### Requirement
Exactly repeat all the records below, omitting the images they hold.

— start of Record set —

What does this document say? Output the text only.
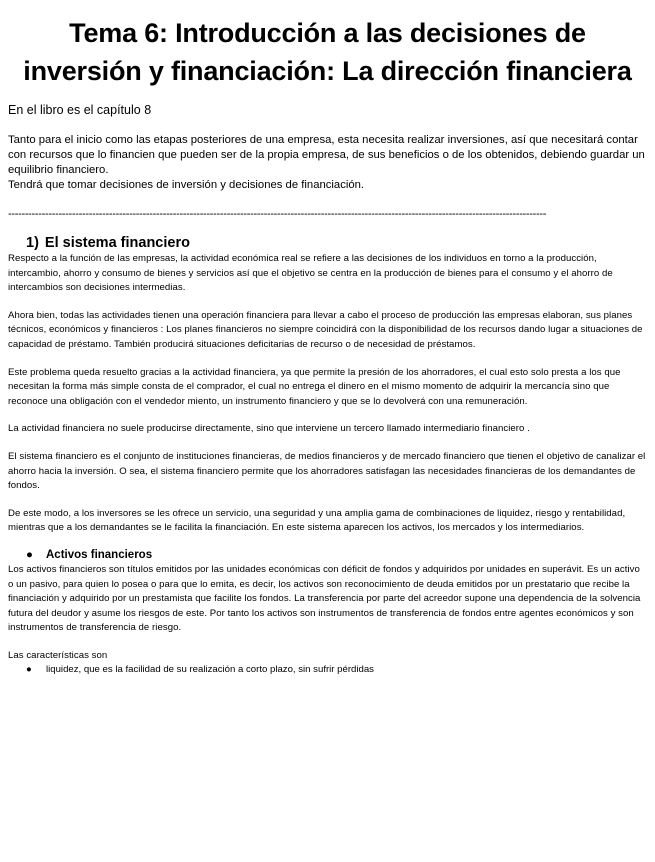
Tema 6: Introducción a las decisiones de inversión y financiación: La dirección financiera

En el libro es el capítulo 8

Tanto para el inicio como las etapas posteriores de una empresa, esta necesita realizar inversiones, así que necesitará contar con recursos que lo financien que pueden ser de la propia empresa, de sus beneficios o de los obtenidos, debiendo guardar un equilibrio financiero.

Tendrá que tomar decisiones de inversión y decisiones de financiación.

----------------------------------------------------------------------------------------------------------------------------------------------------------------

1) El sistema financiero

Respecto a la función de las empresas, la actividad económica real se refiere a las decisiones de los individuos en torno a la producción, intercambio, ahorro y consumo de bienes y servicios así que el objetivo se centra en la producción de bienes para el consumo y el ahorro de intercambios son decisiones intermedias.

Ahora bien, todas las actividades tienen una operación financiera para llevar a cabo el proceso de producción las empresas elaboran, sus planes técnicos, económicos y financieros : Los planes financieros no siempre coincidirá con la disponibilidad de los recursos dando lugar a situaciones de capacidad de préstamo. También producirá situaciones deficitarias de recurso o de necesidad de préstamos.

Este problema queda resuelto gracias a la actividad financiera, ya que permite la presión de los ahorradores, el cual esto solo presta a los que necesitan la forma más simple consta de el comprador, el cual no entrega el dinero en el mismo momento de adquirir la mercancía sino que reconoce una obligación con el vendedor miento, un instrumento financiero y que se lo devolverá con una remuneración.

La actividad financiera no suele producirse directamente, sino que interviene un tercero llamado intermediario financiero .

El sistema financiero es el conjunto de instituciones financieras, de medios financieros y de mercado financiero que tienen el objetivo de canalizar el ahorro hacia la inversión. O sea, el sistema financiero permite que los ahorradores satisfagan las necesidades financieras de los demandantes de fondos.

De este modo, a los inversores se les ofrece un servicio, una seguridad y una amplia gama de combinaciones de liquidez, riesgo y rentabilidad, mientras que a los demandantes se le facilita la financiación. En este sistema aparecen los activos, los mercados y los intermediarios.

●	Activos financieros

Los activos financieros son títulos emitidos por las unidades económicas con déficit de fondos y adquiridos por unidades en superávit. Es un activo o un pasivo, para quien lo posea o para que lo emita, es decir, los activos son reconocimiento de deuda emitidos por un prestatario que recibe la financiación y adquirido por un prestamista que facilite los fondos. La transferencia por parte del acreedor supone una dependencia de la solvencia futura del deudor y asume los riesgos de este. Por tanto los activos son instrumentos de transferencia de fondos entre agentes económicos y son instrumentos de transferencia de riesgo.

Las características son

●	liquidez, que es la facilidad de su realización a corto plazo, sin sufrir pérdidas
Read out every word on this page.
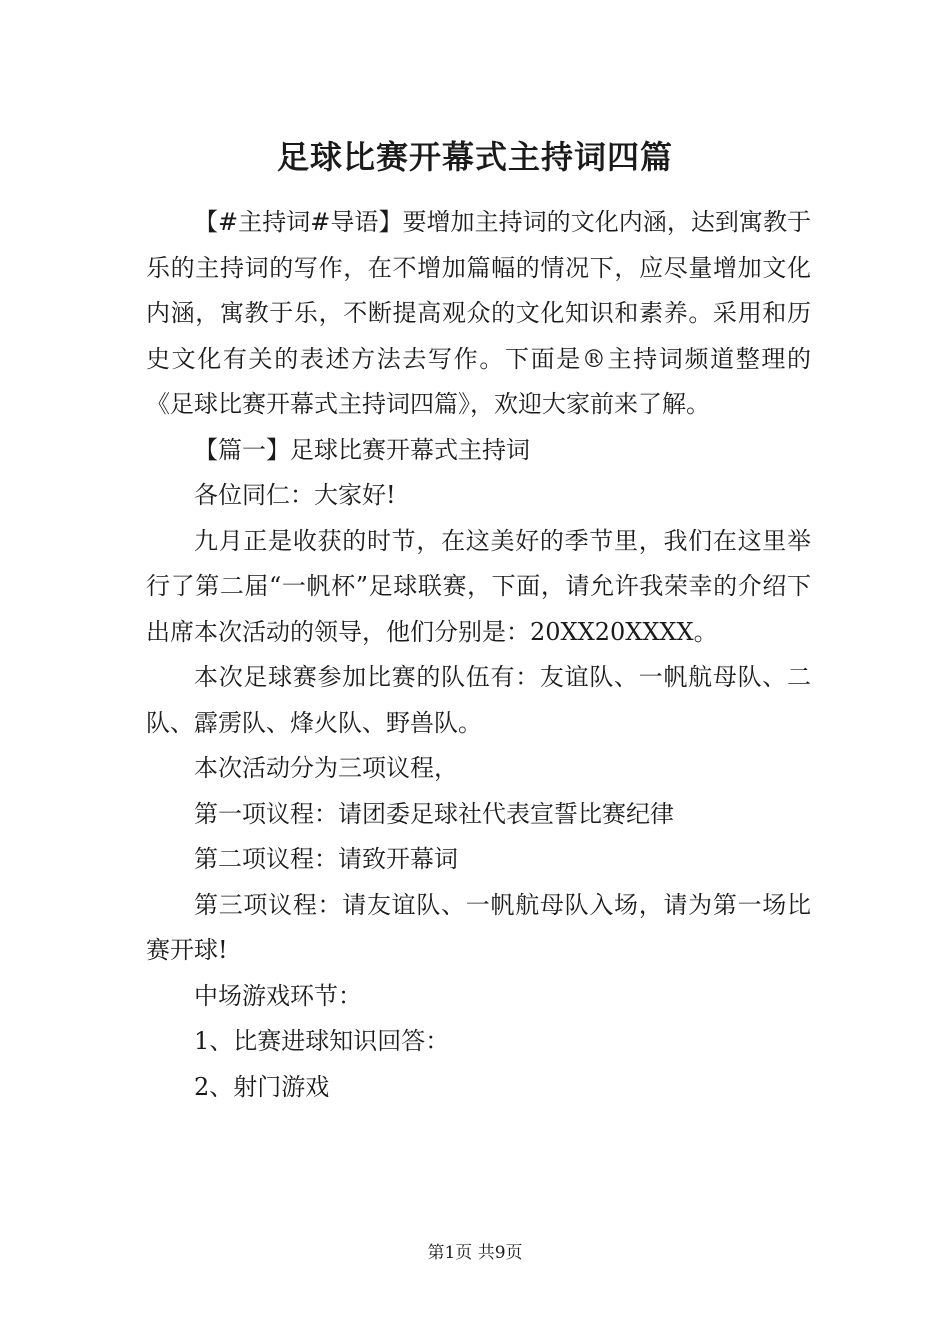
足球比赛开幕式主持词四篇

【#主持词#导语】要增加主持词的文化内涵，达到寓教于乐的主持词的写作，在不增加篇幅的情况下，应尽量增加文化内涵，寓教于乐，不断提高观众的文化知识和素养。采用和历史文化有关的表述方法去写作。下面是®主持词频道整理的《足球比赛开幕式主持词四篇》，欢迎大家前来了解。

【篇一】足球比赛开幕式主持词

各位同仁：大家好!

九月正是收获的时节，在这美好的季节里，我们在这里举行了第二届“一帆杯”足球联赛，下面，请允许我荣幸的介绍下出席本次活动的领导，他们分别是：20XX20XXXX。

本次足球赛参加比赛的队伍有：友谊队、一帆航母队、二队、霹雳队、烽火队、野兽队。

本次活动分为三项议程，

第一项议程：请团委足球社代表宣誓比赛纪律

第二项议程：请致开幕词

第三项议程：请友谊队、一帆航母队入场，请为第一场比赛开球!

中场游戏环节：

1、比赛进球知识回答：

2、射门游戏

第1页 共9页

— end of Record set —

### Response
What does this document say? Output the text only.
Tema 6: Introducción a las decisiones de inversión y financiación: La dirección financiera

En el libro es el capítulo 8

Tanto para el inicio como las etapas posteriores de una empresa, esta necesita realizar inversiones, así que necesitará contar con recursos que lo financien que pueden ser de la propia empresa, de sus beneficios o de los obtenidos, debiendo guardar un equilibrio financiero.

Tendrá que tomar decisiones de inversión y decisiones de financiación.

----------------------------------------------------------------------------------------------------------------------------------------------------------------

1) El sistema financiero

Respecto a la función de las empresas, la actividad económica real se refiere a las decisiones de los individuos en torno a la producción, intercambio, ahorro y consumo de bienes y servicios así que el objetivo se centra en la producción de bienes para el consumo y el ahorro de intercambios son decisiones intermedias.

Ahora bien, todas las actividades tienen una operación financiera para llevar a cabo el proceso de producción las empresas elaboran, sus planes técnicos, económicos y financieros : Los planes financieros no siempre coincidirá con la disponibilidad de los recursos dando lugar a situaciones de capacidad de préstamo. También producirá situaciones deficitarias de recurso o de necesidad de préstamos.

Este problema queda resuelto gracias a la actividad financiera, ya que permite la presión de los ahorradores, el cual esto solo presta a los que necesitan la forma más simple consta de el comprador, el cual no entrega el dinero en el mismo momento de adquirir la mercancía sino que reconoce una obligación con el vendedor miento, un instrumento financiero y que se lo devolverá con una remuneración.

La actividad financiera no suele producirse directamente, sino que interviene un tercero llamado intermediario financiero .

El sistema financiero es el conjunto de instituciones financieras, de medios financieros y de mercado financiero que tienen el objetivo de canalizar el ahorro hacia la inversión. O sea, el sistema financiero permite que los ahorradores satisfagan las necesidades financieras de los demandantes de fondos.

De este modo, a los inversores se les ofrece un servicio, una seguridad y una amplia gama de combinaciones de liquidez, riesgo y rentabilidad, mientras que a los demandantes se le facilita la financiación. En este sistema aparecen los activos, los mercados y los intermediarios.

●	Activos financieros

Los activos financieros son títulos emitidos por las unidades económicas con déficit de fondos y adquiridos por unidades en superávit. Es un activo o un pasivo, para quien lo posea o para que lo emita, es decir, los activos son reconocimiento de deuda emitidos por un prestatario que recibe la financiación y adquirido por un prestamista que facilite los fondos. La transferencia por parte del acreedor supone una dependencia de la solvencia futura del deudor y asume los riesgos de este. Por tanto los activos son instrumentos de transferencia de fondos entre agentes económicos y son instrumentos de transferencia de riesgo.

Las características son

●	liquidez, que es la facilidad de su realización a corto plazo, sin sufrir pérdidas
Read out every word on this page.
足球比赛开幕式主持词四篇

【#主持词#导语】要增加主持词的文化内涵，达到寓教于乐的主持词的写作，在不增加篇幅的情况下，应尽量增加文化内涵，寓教于乐，不断提高观众的文化知识和素养。采用和历史文化有关的表述方法去写作。下面是®主持词频道整理的《足球比赛开幕式主持词四篇》，欢迎大家前来了解。

【篇一】足球比赛开幕式主持词

各位同仁：大家好!

九月正是收获的时节，在这美好的季节里，我们在这里举行了第二届“一帆杯”足球联赛，下面，请允许我荣幸的介绍下出席本次活动的领导，他们分别是：20XX20XXXX。

本次足球赛参加比赛的队伍有：友谊队、一帆航母队、二队、霹雳队、烽火队、野兽队。

本次活动分为三项议程，

第一项议程：请团委足球社代表宣誓比赛纪律

第二项议程：请致开幕词

第三项议程：请友谊队、一帆航母队入场，请为第一场比赛开球!

中场游戏环节：

1、比赛进球知识回答：

2、射门游戏

第1页 共9页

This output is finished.